(Stored data)

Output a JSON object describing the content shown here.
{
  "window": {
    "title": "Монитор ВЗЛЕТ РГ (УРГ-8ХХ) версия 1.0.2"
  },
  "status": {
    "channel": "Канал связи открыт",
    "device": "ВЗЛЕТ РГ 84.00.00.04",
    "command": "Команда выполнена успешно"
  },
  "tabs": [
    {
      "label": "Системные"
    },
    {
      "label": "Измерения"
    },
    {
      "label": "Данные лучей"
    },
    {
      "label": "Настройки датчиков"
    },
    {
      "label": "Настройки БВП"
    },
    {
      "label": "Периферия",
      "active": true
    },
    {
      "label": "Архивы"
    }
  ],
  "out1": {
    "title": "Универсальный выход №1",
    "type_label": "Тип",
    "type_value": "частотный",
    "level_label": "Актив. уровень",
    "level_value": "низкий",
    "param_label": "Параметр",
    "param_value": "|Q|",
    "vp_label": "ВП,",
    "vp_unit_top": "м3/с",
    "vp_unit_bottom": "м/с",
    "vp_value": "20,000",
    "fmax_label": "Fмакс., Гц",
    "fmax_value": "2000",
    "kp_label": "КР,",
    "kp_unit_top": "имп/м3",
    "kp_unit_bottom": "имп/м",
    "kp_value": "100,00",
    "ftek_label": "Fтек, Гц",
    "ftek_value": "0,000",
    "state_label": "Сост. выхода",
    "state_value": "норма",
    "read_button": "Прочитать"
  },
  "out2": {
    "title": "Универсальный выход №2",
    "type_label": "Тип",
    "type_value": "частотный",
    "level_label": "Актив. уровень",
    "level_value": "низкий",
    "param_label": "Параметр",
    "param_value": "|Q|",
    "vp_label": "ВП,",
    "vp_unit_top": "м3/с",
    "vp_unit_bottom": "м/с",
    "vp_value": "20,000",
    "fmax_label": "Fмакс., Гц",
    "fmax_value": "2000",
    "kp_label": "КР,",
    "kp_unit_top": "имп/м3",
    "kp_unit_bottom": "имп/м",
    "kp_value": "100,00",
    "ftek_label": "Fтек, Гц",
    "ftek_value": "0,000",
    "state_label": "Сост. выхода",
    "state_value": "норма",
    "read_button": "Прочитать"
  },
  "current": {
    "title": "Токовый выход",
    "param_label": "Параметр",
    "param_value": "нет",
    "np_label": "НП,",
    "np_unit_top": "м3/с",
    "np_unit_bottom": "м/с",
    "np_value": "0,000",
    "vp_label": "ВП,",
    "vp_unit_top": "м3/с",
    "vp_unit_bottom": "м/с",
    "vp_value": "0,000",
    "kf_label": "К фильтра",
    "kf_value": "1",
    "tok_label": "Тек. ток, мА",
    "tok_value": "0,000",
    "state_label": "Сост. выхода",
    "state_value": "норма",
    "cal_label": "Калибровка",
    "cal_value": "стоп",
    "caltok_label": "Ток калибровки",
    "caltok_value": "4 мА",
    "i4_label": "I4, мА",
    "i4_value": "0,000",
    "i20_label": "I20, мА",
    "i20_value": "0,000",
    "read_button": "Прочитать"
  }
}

▶ _Problem_
Extract the listing in its entirety and repeat it exactly.

▶ _Task answer_
Output a JSON object describing the content shown here.
{
  "window": {
    "title": "Монитор ВЗЛЕТ РГ (УРГ-8ХХ) версия 1.0.2"
  },
  "status": {
    "channel": "Канал связи открыт",
    "device": "ВЗЛЕТ РГ 84.00.00.04",
    "command": "Команда выполнена успешно"
  },
  "tabs": [
    {
      "label": "Системные"
    },
    {
      "label": "Измерения"
    },
    {
      "label": "Данные лучей"
    },
    {
      "label": "Настройки датчиков"
    },
    {
      "label": "Настройки БВП"
    },
    {
      "label": "Периферия",
      "active": true
    },
    {
      "label": "Архивы"
    }
  ],
  "out1": {
    "title": "Универсальный выход №1",
    "type_label": "Тип",
    "type_value": "частотный",
    "level_label": "Актив. уровень",
    "level_value": "низкий",
    "param_label": "Параметр",
    "param_value": "|Q|",
    "vp_label": "ВП,",
    "vp_unit_top": "м3/с",
    "vp_unit_bottom": "м/с",
    "vp_value": "20,000",
    "fmax_label": "Fмакс., Гц",
    "fmax_value": "2000",
    "kp_label": "КР,",
    "kp_unit_top": "имп/м3",
    "kp_unit_bottom": "имп/м",
    "kp_value": "100,00",
    "ftek_label": "Fтек, Гц",
    "ftek_value": "0,000",
    "state_label": "Сост. выхода",
    "state_value": "норма",
    "read_button": "Прочитать"
  },
  "out2": {
    "title": "Универсальный выход №2",
    "type_label": "Тип",
    "type_value": "частотный",
    "level_label": "Актив. уровень",
    "level_value": "низкий",
    "param_label": "Параметр",
    "param_value": "|Q|",
    "vp_label": "ВП,",
    "vp_unit_top": "м3/с",
    "vp_unit_bottom": "м/с",
    "vp_value": "20,000",
    "fmax_label": "Fмакс., Гц",
    "fmax_value": "2000",
    "kp_label": "КР,",
    "kp_unit_top": "имп/м3",
    "kp_unit_bottom": "имп/м",
    "kp_value": "100,00",
    "ftek_label": "Fтек, Гц",
    "ftek_value": "0,000",
    "state_label": "Сост. выхода",
    "state_value": "норма",
    "read_button": "Прочитать"
  },
  "current": {
    "title": "Токовый выход",
    "param_label": "Параметр",
    "param_value": "нет",
    "np_label": "НП,",
    "np_unit_top": "м3/с",
    "np_unit_bottom": "м/с",
    "np_value": "0,000",
    "vp_label": "ВП,",
    "vp_unit_top": "м3/с",
    "vp_unit_bottom": "м/с",
    "vp_value": "0,000",
    "kf_label": "К фильтра",
    "kf_value": "1",
    "tok_label": "Тек. ток, мА",
    "tok_value": "0,000",
    "state_label": "Сост. выхода",
    "state_value": "норма",
    "cal_label": "Калибровка",
    "cal_value": "стоп",
    "caltok_label": "Ток калибровки",
    "caltok_value": "4 мА",
    "i4_label": "I4, мА",
    "i4_value": "0,000",
    "i20_label": "I20, мА",
    "i20_value": "0,000",
    "read_button": "Прочитать"
  }
}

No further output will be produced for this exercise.